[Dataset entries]
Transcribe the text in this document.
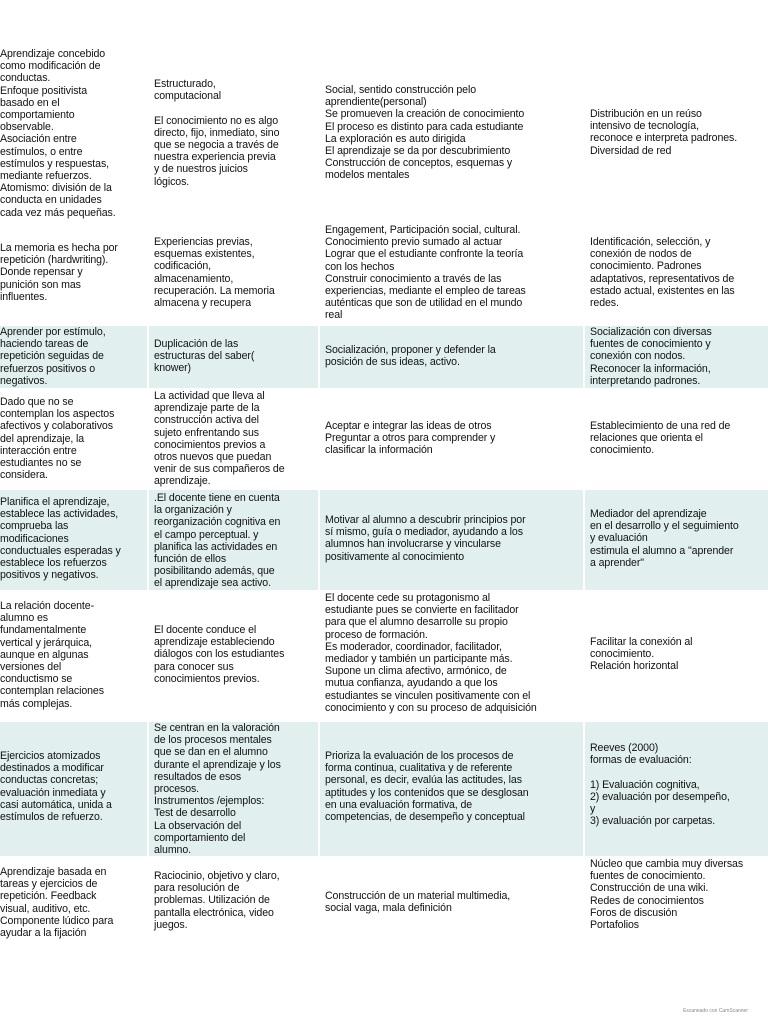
Aprendizaje concebido
como modificación de
conductas.
Enfoque positivista
basado en el
comportamiento
observable.
Asociación entre
estímulos, o entre
estímulos y respuestas,
mediante refuerzos.
Atomismo: división de la
conducta en unidades
cada vez más pequeñas.
Estructurado,
computacional

El conocimiento no es algo
directo, fijo, inmediato, sino
que se negocia a través de
nuestra experiencia previa
y de nuestros juicios
lógicos.
Social, sentido construcción pelo
aprendiente(personal)
Se promueven la creación de conocimiento
El proceso es distinto para cada estudiante
La exploración es auto dirigida
El aprendizaje se da por descubrimiento
Construcción de conceptos, esquemas y
modelos mentales
Distribución en un reúso
intensivo de tecnología,
reconoce e interpreta padrones.
Diversidad de red
La memoria es hecha por
repetición (hardwriting).
Donde repensar y
punición son mas
influentes.
Experiencias previas,
esquemas existentes,
codificación,
almacenamiento,
recuperación. La memoria
almacena y recupera
Engagement, Participación social, cultural.
Conocimiento previo sumado al actuar
Lograr que el estudiante confronte la teoría
con los hechos
Construir conocimiento a través de las
experiencias, mediante el empleo de tareas
auténticas que son de utilidad en el mundo
real
Identificación, selección, y
conexión de nodos de
conocimiento. Padrones
adaptativos, representativos de
estado actual, existentes en las
redes.
Aprender por estímulo,
haciendo tareas de
repetición seguidas de
refuerzos positivos o
negativos.
Duplicación de las
estructuras del saber(
knower)
Socialización, proponer y defender la
posición de sus ideas, activo.
Socialización con diversas
fuentes de conocimiento y
conexión con nodos.
Reconocer la información,
interpretando padrones.
Dado que no se
contemplan los aspectos
afectivos y colaborativos
del aprendizaje, la
interacción entre
estudiantes no se
considera.
La actividad que lleva al
aprendizaje parte de la
construcción activa del
sujeto enfrentando sus
conocimientos previos a
otros nuevos que puedan
venir de sus compañeros de
aprendizaje.
Aceptar e integrar las ideas de otros
Preguntar a otros para comprender y
clasificar la información
Establecimiento de una red de
relaciones que orienta el
conocimiento.
Planifica el aprendizaje,
establece las actividades,
comprueba las
modificaciones
conductuales esperadas y
establece los refuerzos
positivos y negativos.
.El docente tiene en cuenta
la organización y
reorganización cognitiva en
el campo perceptual. y
planifica las actividades en
función de ellos
posibilitando además, que
el aprendizaje sea activo.
Motivar al alumno a descubrir principios por
sí mismo, guía o mediador, ayudando a los
alumnos han involucrarse y vincularse
positivamente al conocimiento
Mediador del aprendizaje
en el desarrollo y el seguimiento
y evaluación
estimula el alumno a "aprender
a aprender"
La relación docente-
alumno es
fundamentalmente
vertical y jerárquica,
aunque en algunas
versiones del
conductismo se
contemplan relaciones
más complejas.
El docente conduce el
aprendizaje estableciendo
diálogos con los estudiantes
para conocer sus
conocimientos previos.
El docente cede su protagonismo al
estudiante pues se convierte en facilitador
para que el alumno desarrolle su propio
proceso de formación.
Es moderador, coordinador, facilitador,
mediador y también un participante más.
Supone un clima afectivo, armónico, de
mutua confianza, ayudando a que los
estudiantes se vinculen positivamente con el
conocimiento y con su proceso de adquisición
Facilitar la conexión al
conocimiento.
Relación horizontal
Ejercicios atomizados
destinados a modificar
conductas concretas;
evaluación inmediata y
casi automática, unida a
estímulos de refuerzo.
Se centran en la valoración
de los procesos mentales
que se dan en el alumno
durante el aprendizaje y los
resultados de esos
procesos.
Instrumentos /ejemplos:
Test de desarrollo
La observación del
comportamiento del
alumno.
Prioriza la evaluación de los procesos de
forma continua, cualitativa y de referente
personal, es decir, evalúa las actitudes, las
aptitudes y los contenidos que se desglosan
en una evaluación formativa, de
competencias, de desempeño y conceptual
Reeves (2000)
formas de evaluación:

1) Evaluación cognitiva,
2) evaluación por desempeño,
y
3) evaluación por carpetas.
Aprendizaje basada en
tareas y ejercicios de
repetición. Feedback
visual, auditivo, etc.
Componente lúdico para
ayudar a la fijación
Raciocinio, objetivo y claro,
para resolución de
problemas. Utilización de
pantalla electrónica, video
juegos.
Construcción de un material multimedia,
social vaga, mala definición
Núcleo que cambia muy diversas
fuentes de conocimiento.
Construcción de una wiki.
Redes de conocimientos
Foros de discusión
Portafolios
Escaneado con CamScanner
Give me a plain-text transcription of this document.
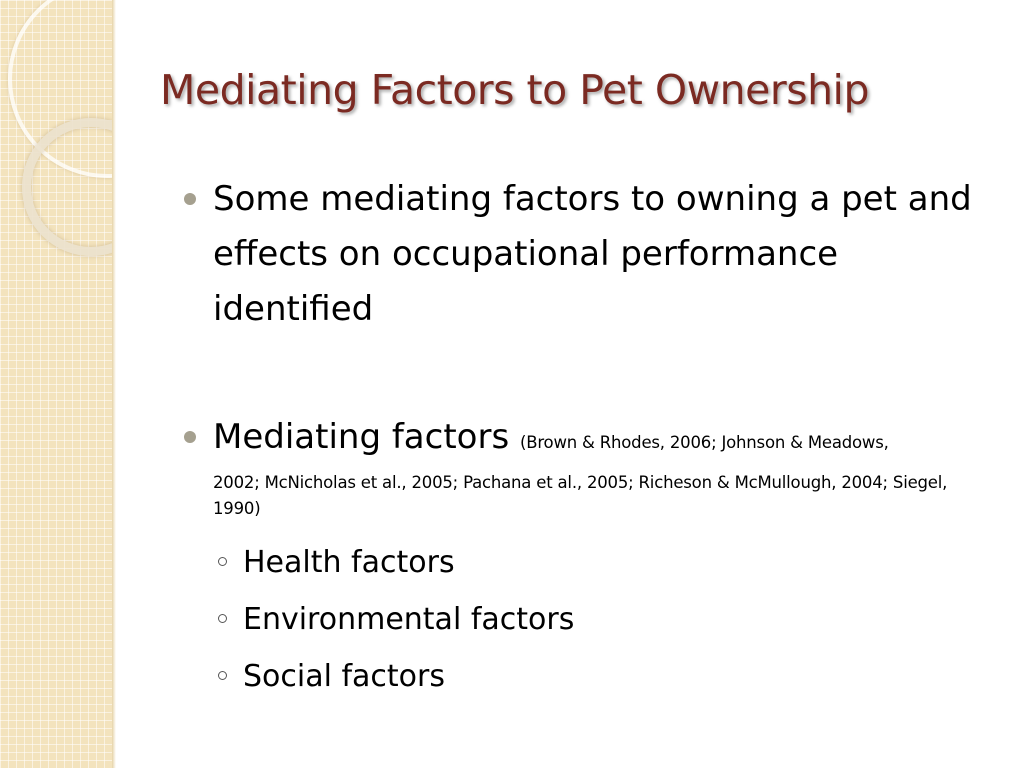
Mediating Factors to Pet Ownership
Some mediating factors to owning a pet and effects on occupational performance identified
Mediating factors (Brown & Rhodes, 2006; Johnson & Meadows,
2002; McNicholas et al., 2005; Pachana et al., 2005; Richeson & McMullough, 2004; Siegel, 1990)
Health factors
Environmental factors
Social factors
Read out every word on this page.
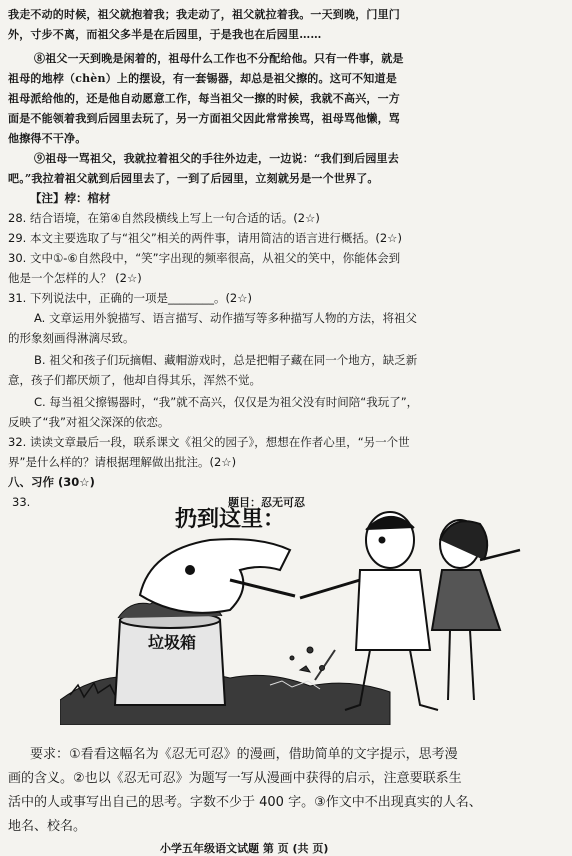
我走不动的时候，祖父就抱着我；我走动了，祖父就拉着我。一天到晚，门里门
外，寸步不离，而祖父多半是在后园里，于是我也在后园里……
⑧祖父一天到晚是闲着的，祖母什么工作也不分配给他。只有一件事，就是
祖母的地桲（chèn）上的摆设，有一套锡器，却总是祖父擦的。这可不知道是
祖母派给他的，还是他自动愿意工作，每当祖父一擦的时候，我就不高兴，一方
面是不能领着我到后园里去玩了，另一方面祖父因此常常挨骂，祖母骂他懒，骂
他擦得不干净。
⑨祖母一骂祖父，我就拉着祖父的手往外边走，一边说：“我们到后园里去
吧。”我拉着祖父就到后园里去了，一到了后园里，立刻就另是一个世界了。
【注】桲：棺材
28. 结合语境，在第④自然段横线上写上一句合适的话。(2☆)
29. 本文主要选取了与“祖父”相关的两件事，请用简洁的语言进行概括。(2☆)
30. 文中①-⑥自然段中，“笑”字出现的频率很高，从祖父的笑中，你能体会到
他是一个怎样的人？ (2☆)
31. 下列说法中，正确的一项是________。(2☆)
A. 文章运用外貌描写、语言描写、动作描写等多种描写人物的方法，将祖父
的形象刻画得淋漓尽致。
B. 祖父和孩子们玩摘帽、藏帽游戏时，总是把帽子藏在同一个地方，缺乏新
意，孩子们都厌烦了，他却自得其乐，浑然不觉。
C. 每当祖父擦锡器时，“我”就不高兴，仅仅是为祖父没有时间陪“我玩了”，
反映了“我”对祖父深深的依恋。
32. 读读文章最后一段，联系课文《祖父的园子》，想想在作者心里，“另一个世
界”是什么样的？请根据理解做出批注。(2☆)
八、习作 (30☆)
33.	题目：忍无可忍
扔到这里：
垃圾箱
要求：①看看这幅名为《忍无可忍》的漫画，借助简单的文字提示，思考漫
画的含义。②也以《忍无可忍》为题写一写从漫画中获得的启示，注意要联系生
活中的人或事写出自己的思考。字数不少于 400 字。③作文中不出现真实的人名、
地名、校名。
小学五年级语文试题 第 页 (共 页)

> _Given problem_:
Note every line above where the string "estudiantes" shows up, and copy those lines.

> _Answer in full_:
estudiantes no se
diálogos con los estudiantes
estudiantes se vinculen positivamente con el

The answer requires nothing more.